Raw data —

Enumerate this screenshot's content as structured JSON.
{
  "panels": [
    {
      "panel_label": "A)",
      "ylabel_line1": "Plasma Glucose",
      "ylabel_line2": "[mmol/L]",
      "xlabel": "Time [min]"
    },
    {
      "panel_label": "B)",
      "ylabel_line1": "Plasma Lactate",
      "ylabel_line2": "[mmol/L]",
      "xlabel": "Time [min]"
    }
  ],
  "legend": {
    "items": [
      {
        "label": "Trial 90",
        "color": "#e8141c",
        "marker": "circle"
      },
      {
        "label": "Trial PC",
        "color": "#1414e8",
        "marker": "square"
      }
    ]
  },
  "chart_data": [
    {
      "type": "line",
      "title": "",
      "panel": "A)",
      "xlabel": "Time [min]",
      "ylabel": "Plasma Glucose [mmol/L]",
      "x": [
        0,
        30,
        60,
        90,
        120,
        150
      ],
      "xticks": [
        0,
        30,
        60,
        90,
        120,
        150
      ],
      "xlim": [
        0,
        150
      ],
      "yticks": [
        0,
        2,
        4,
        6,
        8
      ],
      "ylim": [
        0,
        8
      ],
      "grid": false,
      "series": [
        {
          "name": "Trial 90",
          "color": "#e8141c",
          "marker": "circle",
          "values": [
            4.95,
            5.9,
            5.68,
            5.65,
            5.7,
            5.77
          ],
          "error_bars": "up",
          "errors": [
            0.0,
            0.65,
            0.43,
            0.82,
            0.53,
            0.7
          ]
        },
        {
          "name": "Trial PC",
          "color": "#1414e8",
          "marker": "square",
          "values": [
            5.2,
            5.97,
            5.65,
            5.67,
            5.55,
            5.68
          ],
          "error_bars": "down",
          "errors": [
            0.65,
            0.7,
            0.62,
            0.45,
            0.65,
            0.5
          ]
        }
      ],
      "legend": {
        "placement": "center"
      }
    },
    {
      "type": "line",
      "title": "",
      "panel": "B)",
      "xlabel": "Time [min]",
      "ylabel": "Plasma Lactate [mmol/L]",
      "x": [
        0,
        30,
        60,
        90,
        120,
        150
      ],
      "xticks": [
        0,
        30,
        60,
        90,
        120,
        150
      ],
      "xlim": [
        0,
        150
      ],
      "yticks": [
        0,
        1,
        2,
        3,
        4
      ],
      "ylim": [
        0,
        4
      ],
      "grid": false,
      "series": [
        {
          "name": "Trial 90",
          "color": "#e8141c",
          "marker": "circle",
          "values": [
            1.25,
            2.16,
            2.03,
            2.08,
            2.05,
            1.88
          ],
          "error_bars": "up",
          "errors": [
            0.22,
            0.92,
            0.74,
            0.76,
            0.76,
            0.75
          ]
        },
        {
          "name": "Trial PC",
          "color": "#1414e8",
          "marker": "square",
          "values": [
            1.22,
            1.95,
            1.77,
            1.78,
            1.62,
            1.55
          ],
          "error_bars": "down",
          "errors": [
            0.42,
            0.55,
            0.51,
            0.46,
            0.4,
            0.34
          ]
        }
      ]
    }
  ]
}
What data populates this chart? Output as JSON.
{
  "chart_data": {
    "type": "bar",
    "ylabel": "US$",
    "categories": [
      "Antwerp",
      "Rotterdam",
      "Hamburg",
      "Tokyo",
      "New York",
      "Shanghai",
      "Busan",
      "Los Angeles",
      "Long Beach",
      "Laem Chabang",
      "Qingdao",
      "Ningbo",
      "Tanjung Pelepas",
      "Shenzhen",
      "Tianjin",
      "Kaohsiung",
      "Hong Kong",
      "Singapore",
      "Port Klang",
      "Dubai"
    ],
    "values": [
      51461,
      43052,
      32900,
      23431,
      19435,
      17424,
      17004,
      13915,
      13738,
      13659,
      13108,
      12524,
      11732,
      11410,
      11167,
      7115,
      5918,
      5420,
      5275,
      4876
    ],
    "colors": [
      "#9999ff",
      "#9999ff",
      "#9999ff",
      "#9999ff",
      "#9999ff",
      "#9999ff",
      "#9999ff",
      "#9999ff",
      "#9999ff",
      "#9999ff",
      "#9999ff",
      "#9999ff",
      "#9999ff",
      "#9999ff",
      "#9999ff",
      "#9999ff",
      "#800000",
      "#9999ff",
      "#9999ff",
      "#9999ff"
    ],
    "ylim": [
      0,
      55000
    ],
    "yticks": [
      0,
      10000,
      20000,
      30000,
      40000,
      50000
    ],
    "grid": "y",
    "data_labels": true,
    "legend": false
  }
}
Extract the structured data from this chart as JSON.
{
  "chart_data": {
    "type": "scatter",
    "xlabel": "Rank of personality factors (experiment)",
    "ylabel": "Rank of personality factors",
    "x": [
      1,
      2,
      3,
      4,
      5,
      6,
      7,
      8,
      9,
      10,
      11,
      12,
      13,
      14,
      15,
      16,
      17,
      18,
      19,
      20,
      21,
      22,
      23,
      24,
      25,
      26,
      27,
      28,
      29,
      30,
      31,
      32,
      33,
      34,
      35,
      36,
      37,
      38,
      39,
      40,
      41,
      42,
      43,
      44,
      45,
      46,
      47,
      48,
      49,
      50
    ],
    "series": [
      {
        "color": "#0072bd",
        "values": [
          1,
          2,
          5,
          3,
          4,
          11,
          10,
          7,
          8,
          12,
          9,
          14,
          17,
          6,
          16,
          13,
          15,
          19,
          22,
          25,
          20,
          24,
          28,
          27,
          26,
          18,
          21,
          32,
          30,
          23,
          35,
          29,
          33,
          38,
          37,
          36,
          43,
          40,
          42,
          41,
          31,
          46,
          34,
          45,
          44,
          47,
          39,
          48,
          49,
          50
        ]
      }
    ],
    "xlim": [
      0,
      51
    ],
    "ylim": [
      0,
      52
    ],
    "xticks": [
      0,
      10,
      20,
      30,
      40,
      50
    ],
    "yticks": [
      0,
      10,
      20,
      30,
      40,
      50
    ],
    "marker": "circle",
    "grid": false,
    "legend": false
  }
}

Directive — Select all lines in the listing that include the word "this".

Complete answer —
Enumerate this screenshot's content as structured JSON.
What data populates this chart? Output as JSON.
Extract the structured data from this chart as JSON.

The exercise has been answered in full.